*Recorded information*
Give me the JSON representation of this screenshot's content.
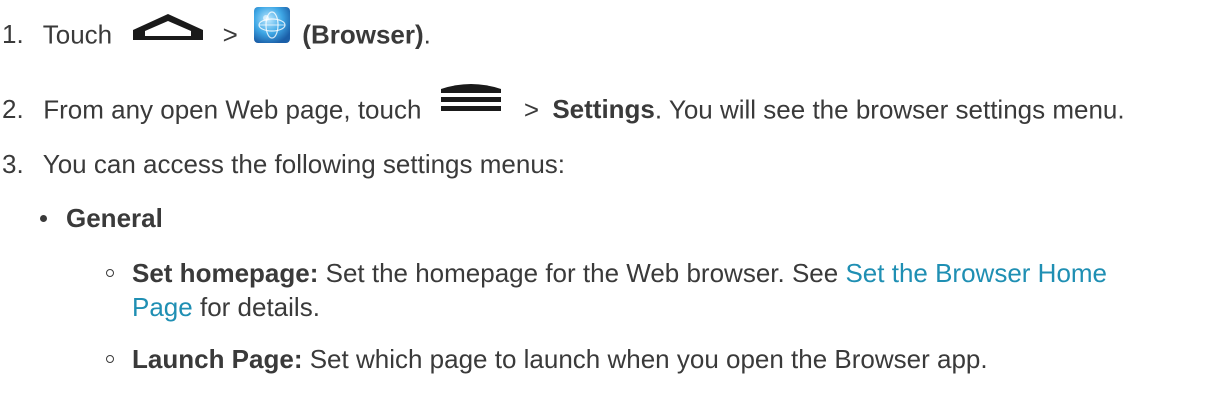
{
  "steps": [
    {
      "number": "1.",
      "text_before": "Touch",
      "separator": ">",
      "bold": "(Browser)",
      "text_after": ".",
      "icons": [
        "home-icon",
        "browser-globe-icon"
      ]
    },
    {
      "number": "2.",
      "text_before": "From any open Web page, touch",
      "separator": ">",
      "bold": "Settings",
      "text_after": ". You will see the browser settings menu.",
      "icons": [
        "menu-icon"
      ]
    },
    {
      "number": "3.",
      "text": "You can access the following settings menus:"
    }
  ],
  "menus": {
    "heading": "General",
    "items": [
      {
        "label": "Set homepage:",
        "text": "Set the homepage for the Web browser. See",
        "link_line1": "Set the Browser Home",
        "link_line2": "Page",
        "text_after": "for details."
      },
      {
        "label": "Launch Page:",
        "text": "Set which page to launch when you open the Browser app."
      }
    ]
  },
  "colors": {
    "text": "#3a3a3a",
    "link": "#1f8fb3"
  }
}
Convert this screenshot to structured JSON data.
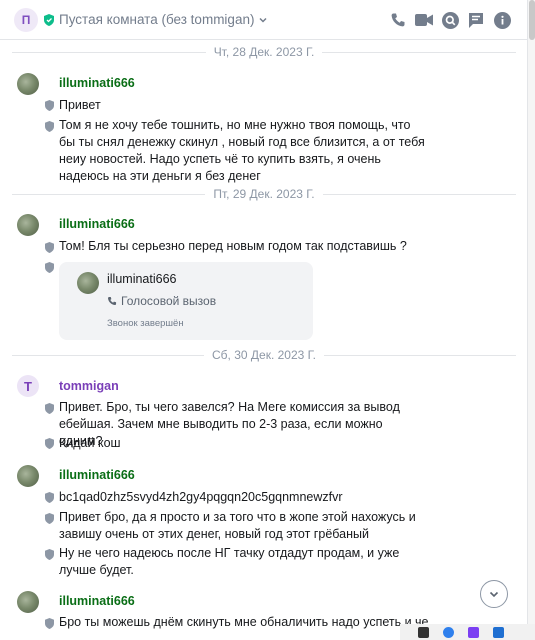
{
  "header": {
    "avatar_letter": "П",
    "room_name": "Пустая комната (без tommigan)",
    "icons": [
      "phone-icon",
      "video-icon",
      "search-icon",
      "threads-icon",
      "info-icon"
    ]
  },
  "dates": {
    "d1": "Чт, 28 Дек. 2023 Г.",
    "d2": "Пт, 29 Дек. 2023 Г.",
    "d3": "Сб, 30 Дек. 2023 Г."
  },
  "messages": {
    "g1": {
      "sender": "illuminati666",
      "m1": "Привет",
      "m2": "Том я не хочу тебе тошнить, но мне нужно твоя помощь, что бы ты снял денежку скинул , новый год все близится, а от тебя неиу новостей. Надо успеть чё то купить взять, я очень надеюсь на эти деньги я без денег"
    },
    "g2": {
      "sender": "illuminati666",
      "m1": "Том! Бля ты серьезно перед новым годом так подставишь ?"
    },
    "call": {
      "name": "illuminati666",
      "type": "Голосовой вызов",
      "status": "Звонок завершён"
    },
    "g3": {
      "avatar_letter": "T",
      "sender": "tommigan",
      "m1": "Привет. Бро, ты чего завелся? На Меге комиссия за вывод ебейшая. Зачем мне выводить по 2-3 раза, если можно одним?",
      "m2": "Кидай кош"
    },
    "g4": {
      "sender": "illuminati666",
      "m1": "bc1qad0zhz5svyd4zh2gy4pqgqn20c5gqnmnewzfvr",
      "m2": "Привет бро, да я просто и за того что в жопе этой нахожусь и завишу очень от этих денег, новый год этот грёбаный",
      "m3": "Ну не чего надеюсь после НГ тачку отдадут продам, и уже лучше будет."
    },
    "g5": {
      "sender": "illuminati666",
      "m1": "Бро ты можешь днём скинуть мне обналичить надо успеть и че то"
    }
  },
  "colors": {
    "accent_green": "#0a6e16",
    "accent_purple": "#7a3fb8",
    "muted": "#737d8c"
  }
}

*Problem*
Which lines include the word "очень"? Copy every one of them.

*Output below*
      "m2": "Том я не хочу тебе тошнить, но мне нужно твоя помощь, что бы ты снял денежку скинул , новый год все близится, а от тебя неиу новостей. Надо успеть чё то купить взять, я очень надеюсь на эти деньги я без денег"
      "m2": "Привет бро, да я просто и за того что в жопе этой нахожусь и завишу очень от этих денег, новый год этот грёбаный",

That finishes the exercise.